§ Description of the task
It is required that all of the data be written out exactly.

§ Data shown
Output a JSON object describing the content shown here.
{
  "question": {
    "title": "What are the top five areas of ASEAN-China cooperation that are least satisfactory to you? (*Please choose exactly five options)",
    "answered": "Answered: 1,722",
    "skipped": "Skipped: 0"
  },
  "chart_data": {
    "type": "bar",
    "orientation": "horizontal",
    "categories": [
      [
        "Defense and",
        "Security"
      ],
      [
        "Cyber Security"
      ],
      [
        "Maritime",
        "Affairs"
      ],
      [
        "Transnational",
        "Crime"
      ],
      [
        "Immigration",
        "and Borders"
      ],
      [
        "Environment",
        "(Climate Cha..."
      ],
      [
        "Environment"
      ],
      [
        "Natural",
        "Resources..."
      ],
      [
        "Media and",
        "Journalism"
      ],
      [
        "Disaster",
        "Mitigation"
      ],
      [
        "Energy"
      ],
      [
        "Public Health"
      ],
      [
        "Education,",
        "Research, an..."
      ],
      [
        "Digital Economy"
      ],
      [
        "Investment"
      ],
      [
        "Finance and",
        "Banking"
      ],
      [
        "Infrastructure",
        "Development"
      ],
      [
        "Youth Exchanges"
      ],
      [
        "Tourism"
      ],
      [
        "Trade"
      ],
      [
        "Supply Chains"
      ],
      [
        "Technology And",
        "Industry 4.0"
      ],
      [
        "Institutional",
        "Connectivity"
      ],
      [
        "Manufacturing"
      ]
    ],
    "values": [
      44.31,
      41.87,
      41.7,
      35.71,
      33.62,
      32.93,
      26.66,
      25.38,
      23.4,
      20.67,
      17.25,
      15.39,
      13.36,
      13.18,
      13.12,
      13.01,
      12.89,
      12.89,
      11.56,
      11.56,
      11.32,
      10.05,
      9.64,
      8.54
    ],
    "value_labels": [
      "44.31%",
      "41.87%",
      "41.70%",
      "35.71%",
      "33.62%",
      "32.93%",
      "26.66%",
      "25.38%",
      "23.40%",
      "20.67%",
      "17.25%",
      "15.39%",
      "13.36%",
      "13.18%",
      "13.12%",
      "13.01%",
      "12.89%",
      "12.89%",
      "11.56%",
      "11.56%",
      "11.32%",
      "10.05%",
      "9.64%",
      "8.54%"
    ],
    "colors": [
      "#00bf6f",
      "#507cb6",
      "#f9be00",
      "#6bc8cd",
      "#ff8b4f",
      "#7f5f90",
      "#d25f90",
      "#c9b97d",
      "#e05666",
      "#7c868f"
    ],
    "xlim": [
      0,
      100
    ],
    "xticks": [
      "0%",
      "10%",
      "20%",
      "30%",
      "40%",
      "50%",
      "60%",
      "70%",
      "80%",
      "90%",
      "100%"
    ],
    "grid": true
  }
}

§ Correct answer
Output a JSON object describing the content shown here.
{
  "question": {
    "title": "What are the top five areas of ASEAN-China cooperation that are least satisfactory to you? (*Please choose exactly five options)",
    "answered": "Answered: 1,722",
    "skipped": "Skipped: 0"
  },
  "chart_data": {
    "type": "bar",
    "orientation": "horizontal",
    "categories": [
      [
        "Defense and",
        "Security"
      ],
      [
        "Cyber Security"
      ],
      [
        "Maritime",
        "Affairs"
      ],
      [
        "Transnational",
        "Crime"
      ],
      [
        "Immigration",
        "and Borders"
      ],
      [
        "Environment",
        "(Climate Cha..."
      ],
      [
        "Environment"
      ],
      [
        "Natural",
        "Resources..."
      ],
      [
        "Media and",
        "Journalism"
      ],
      [
        "Disaster",
        "Mitigation"
      ],
      [
        "Energy"
      ],
      [
        "Public Health"
      ],
      [
        "Education,",
        "Research, an..."
      ],
      [
        "Digital Economy"
      ],
      [
        "Investment"
      ],
      [
        "Finance and",
        "Banking"
      ],
      [
        "Infrastructure",
        "Development"
      ],
      [
        "Youth Exchanges"
      ],
      [
        "Tourism"
      ],
      [
        "Trade"
      ],
      [
        "Supply Chains"
      ],
      [
        "Technology And",
        "Industry 4.0"
      ],
      [
        "Institutional",
        "Connectivity"
      ],
      [
        "Manufacturing"
      ]
    ],
    "values": [
      44.31,
      41.87,
      41.7,
      35.71,
      33.62,
      32.93,
      26.66,
      25.38,
      23.4,
      20.67,
      17.25,
      15.39,
      13.36,
      13.18,
      13.12,
      13.01,
      12.89,
      12.89,
      11.56,
      11.56,
      11.32,
      10.05,
      9.64,
      8.54
    ],
    "value_labels": [
      "44.31%",
      "41.87%",
      "41.70%",
      "35.71%",
      "33.62%",
      "32.93%",
      "26.66%",
      "25.38%",
      "23.40%",
      "20.67%",
      "17.25%",
      "15.39%",
      "13.36%",
      "13.18%",
      "13.12%",
      "13.01%",
      "12.89%",
      "12.89%",
      "11.56%",
      "11.56%",
      "11.32%",
      "10.05%",
      "9.64%",
      "8.54%"
    ],
    "colors": [
      "#00bf6f",
      "#507cb6",
      "#f9be00",
      "#6bc8cd",
      "#ff8b4f",
      "#7f5f90",
      "#d25f90",
      "#c9b97d",
      "#e05666",
      "#7c868f"
    ],
    "xlim": [
      0,
      100
    ],
    "xticks": [
      "0%",
      "10%",
      "20%",
      "30%",
      "40%",
      "50%",
      "60%",
      "70%",
      "80%",
      "90%",
      "100%"
    ],
    "grid": true
  }
}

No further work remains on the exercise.